● **GOAL**:
Transcribe exactly the lines from the one containing "Serialize everything readable" through the end of the data, both included. Leave out pictures.

● **DATA ROWS**:
========================================
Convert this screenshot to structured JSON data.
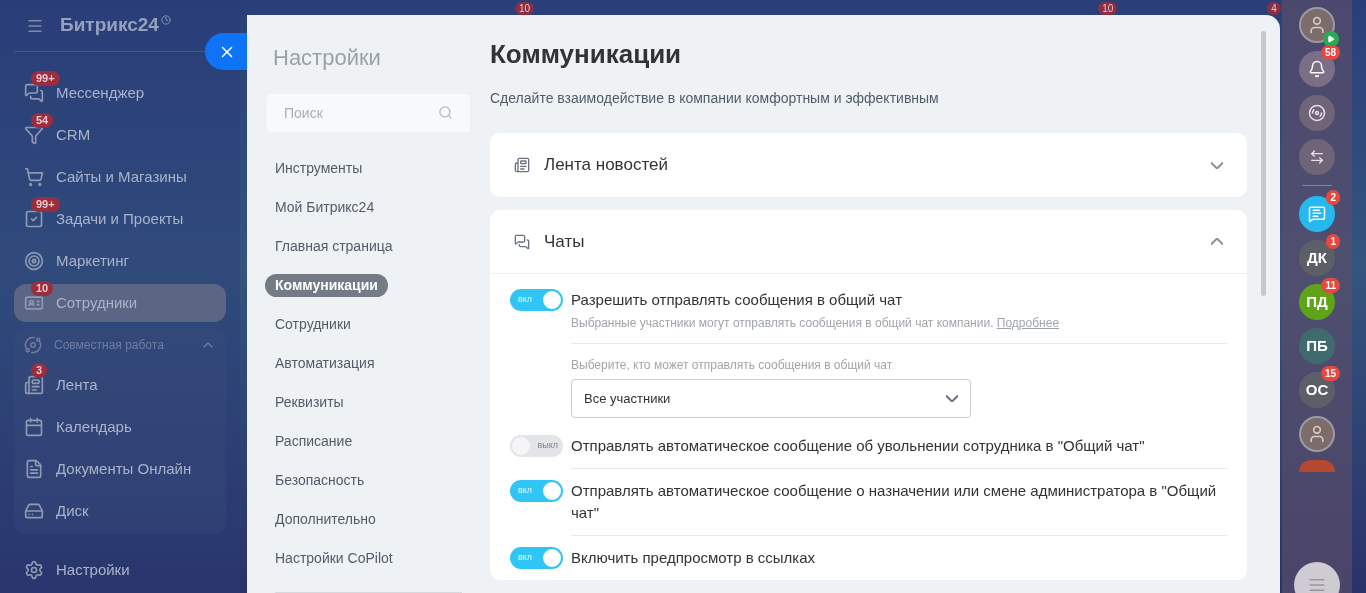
{
  "sidebar": {
    "logo": "Битрикс24",
    "items": [
      {
        "label": "Мессенджер",
        "badge": "99+",
        "selected": false
      },
      {
        "label": "CRM",
        "badge": "54",
        "selected": false
      },
      {
        "label": "Сайты и Магазины",
        "selected": false
      },
      {
        "label": "Задачи и Проекты",
        "badge": "99+",
        "selected": false
      },
      {
        "label": "Маркетинг",
        "selected": false
      },
      {
        "label": "Сотрудники",
        "badge": "10",
        "selected": true
      }
    ],
    "group": {
      "label": "Совместная работа",
      "expanded": true,
      "items": [
        {
          "label": "Лента",
          "badge": "3"
        },
        {
          "label": "Календарь"
        },
        {
          "label": "Документы Онлайн"
        },
        {
          "label": "Диск"
        }
      ]
    },
    "settings": "Настройки"
  },
  "header_badges": [
    "10",
    "10",
    "4"
  ],
  "panel": {
    "title": "Настройки",
    "search": {
      "placeholder": "Поиск"
    },
    "nav": [
      {
        "label": "Инструменты",
        "selected": false
      },
      {
        "label": "Мой Битрикс24",
        "selected": false
      },
      {
        "label": "Главная страница",
        "selected": false
      },
      {
        "label": "Коммуникации",
        "selected": true
      },
      {
        "label": "Сотрудники",
        "selected": false
      },
      {
        "label": "Автоматизация",
        "selected": false
      },
      {
        "label": "Реквизиты",
        "selected": false
      },
      {
        "label": "Расписание",
        "selected": false
      },
      {
        "label": "Безопасность",
        "selected": false
      },
      {
        "label": "Дополнительно",
        "selected": false
      },
      {
        "label": "Настройки CoPilot",
        "selected": false
      }
    ],
    "heading": "Коммуникации",
    "subtitle": "Сделайте взаимодействие в компании комфортным и эффективным",
    "sections": [
      {
        "title": "Лента новостей",
        "expanded": false
      },
      {
        "title": "Чаты",
        "expanded": true,
        "rows": [
          {
            "kind": "toggle",
            "on": true,
            "toggle_text": "вкл",
            "label": "Разрешить отправлять сообщения в общий чат",
            "description": "Выбранные участники могут отправлять сообщения в общий чат компании.",
            "link": "Подробнее"
          },
          {
            "kind": "select",
            "label": "Выберите, кто может отправлять сообщения в общий чат",
            "value": "Все участники"
          },
          {
            "kind": "toggle",
            "on": false,
            "toggle_text": "выкл",
            "label": "Отправлять автоматическое сообщение об увольнении сотрудника в \"Общий чат\""
          },
          {
            "kind": "toggle",
            "on": true,
            "toggle_text": "вкл",
            "label": "Отправлять автоматическое сообщение о назначении или смене администратора в \"Общий чат\""
          },
          {
            "kind": "toggle",
            "on": true,
            "toggle_text": "вкл",
            "label": "Включить предпросмотр в ссылках"
          }
        ]
      }
    ]
  },
  "rail": [
    {
      "kind": "user-photo",
      "status": true
    },
    {
      "kind": "bell",
      "badge": "58"
    },
    {
      "kind": "copilot"
    },
    {
      "kind": "exchange"
    },
    {
      "kind": "divider"
    },
    {
      "kind": "chat",
      "badge": "2"
    },
    {
      "kind": "initials",
      "text": "ДК",
      "color": "#5c6066",
      "badge": "1"
    },
    {
      "kind": "initials",
      "text": "ПД",
      "color": "#5fa318",
      "badge": "11"
    },
    {
      "kind": "initials",
      "text": "ПБ",
      "color": "#3f6a70"
    },
    {
      "kind": "initials",
      "text": "ОС",
      "color": "#5c6066",
      "badge": "15"
    },
    {
      "kind": "user-photo",
      "status": false
    },
    {
      "kind": "partial",
      "color": "#b5492f"
    }
  ]
}
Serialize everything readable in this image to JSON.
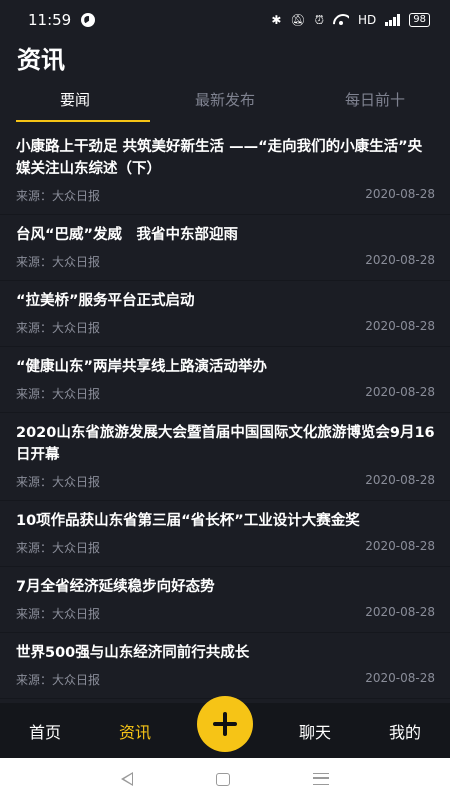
{
  "status_bar": {
    "time": "11:59",
    "network": "HD",
    "battery": "98"
  },
  "header": {
    "title": "资讯"
  },
  "tabs": [
    {
      "label": "要闻",
      "active": true
    },
    {
      "label": "最新发布",
      "active": false
    },
    {
      "label": "每日前十",
      "active": false
    }
  ],
  "news": [
    {
      "title": "小康路上干劲足 共筑美好新生活 ——“走向我们的小康生活”央媒关注山东综述（下）",
      "source": "来源：大众日报",
      "date": "2020-08-28"
    },
    {
      "title": "台风“巴威”发威　我省中东部迎雨",
      "source": "来源：大众日报",
      "date": "2020-08-28"
    },
    {
      "title": "“拉美桥”服务平台正式启动",
      "source": "来源：大众日报",
      "date": "2020-08-28"
    },
    {
      "title": "“健康山东”两岸共享线上路演活动举办",
      "source": "来源：大众日报",
      "date": "2020-08-28"
    },
    {
      "title": "2020山东省旅游发展大会暨首届中国国际文化旅游博览会9月16日开幕",
      "source": "来源：大众日报",
      "date": "2020-08-28"
    },
    {
      "title": "10项作品获山东省第三届“省长杯”工业设计大赛金奖",
      "source": "来源：大众日报",
      "date": "2020-08-28"
    },
    {
      "title": "7月全省经济延续稳步向好态势",
      "source": "来源：大众日报",
      "date": "2020-08-28"
    },
    {
      "title": "世界500强与山东经济同前行共成长",
      "source": "来源：大众日报",
      "date": "2020-08-28"
    }
  ],
  "bottom_nav": {
    "home": "首页",
    "news": "资讯",
    "chat": "聊天",
    "mine": "我的"
  },
  "colors": {
    "accent": "#f6c416",
    "background": "#1b1d24",
    "muted": "#8a8d99"
  }
}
========================================
● **RESULT FOR THIS TASK**:
Serialize everything readable in this image to JSON.
{
  "status_bar": {
    "time": "11:59",
    "network": "HD",
    "battery": "98"
  },
  "header": {
    "title": "资讯"
  },
  "tabs": [
    {
      "label": "要闻",
      "active": true
    },
    {
      "label": "最新发布",
      "active": false
    },
    {
      "label": "每日前十",
      "active": false
    }
  ],
  "news": [
    {
      "title": "小康路上干劲足 共筑美好新生活 ——“走向我们的小康生活”央媒关注山东综述（下）",
      "source": "来源：大众日报",
      "date": "2020-08-28"
    },
    {
      "title": "台风“巴威”发威　我省中东部迎雨",
      "source": "来源：大众日报",
      "date": "2020-08-28"
    },
    {
      "title": "“拉美桥”服务平台正式启动",
      "source": "来源：大众日报",
      "date": "2020-08-28"
    },
    {
      "title": "“健康山东”两岸共享线上路演活动举办",
      "source": "来源：大众日报",
      "date": "2020-08-28"
    },
    {
      "title": "2020山东省旅游发展大会暨首届中国国际文化旅游博览会9月16日开幕",
      "source": "来源：大众日报",
      "date": "2020-08-28"
    },
    {
      "title": "10项作品获山东省第三届“省长杯”工业设计大赛金奖",
      "source": "来源：大众日报",
      "date": "2020-08-28"
    },
    {
      "title": "7月全省经济延续稳步向好态势",
      "source": "来源：大众日报",
      "date": "2020-08-28"
    },
    {
      "title": "世界500强与山东经济同前行共成长",
      "source": "来源：大众日报",
      "date": "2020-08-28"
    }
  ],
  "bottom_nav": {
    "home": "首页",
    "news": "资讯",
    "chat": "聊天",
    "mine": "我的"
  },
  "colors": {
    "accent": "#f6c416",
    "background": "#1b1d24",
    "muted": "#8a8d99"
  }
}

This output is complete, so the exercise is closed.